** start DATA FOR PROCESSING **
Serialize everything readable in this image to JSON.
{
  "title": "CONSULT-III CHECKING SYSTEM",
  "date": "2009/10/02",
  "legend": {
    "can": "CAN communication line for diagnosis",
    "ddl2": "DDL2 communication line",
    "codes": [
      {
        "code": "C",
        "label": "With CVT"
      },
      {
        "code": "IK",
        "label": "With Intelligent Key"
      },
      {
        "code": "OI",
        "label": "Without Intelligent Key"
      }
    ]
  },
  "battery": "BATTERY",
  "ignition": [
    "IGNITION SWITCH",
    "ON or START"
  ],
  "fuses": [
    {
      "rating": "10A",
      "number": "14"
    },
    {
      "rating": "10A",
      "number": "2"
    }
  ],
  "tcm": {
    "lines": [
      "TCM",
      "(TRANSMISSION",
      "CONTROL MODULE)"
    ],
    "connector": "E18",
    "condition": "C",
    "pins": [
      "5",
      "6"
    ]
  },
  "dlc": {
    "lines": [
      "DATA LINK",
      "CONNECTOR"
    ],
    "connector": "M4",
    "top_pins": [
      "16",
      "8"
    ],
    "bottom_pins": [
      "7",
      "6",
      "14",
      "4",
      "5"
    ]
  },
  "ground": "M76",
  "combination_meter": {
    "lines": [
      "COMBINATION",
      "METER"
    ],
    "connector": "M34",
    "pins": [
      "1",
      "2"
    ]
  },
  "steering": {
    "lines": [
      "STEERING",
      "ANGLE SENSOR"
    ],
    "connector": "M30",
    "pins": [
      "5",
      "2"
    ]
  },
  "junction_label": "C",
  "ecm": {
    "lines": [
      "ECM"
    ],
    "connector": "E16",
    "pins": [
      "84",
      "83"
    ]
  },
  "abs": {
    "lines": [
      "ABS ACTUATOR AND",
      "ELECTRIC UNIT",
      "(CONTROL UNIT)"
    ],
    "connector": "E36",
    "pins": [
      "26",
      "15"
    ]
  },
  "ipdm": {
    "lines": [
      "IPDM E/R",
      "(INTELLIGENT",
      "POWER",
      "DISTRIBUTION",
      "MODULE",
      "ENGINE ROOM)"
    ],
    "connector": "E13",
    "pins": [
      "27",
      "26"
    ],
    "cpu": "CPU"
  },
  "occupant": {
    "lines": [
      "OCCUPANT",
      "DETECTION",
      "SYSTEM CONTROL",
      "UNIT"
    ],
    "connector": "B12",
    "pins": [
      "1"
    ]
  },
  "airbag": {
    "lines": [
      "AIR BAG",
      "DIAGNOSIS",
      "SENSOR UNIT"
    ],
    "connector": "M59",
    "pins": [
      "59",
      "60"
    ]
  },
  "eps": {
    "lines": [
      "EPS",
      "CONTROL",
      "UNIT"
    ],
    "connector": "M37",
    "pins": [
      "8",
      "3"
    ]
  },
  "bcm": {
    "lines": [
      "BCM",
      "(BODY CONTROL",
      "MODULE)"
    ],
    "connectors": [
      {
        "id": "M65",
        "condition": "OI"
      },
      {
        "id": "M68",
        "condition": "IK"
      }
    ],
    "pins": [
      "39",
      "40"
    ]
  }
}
** end DATA FOR PROCESSING **
YOUR OBJECTIVE
Search the data above for lines holding "communication" and copy each of them.

EXERCISE RESULT
    "can": "CAN communication line for diagnosis",
    "ddl2": "DDL2 communication line",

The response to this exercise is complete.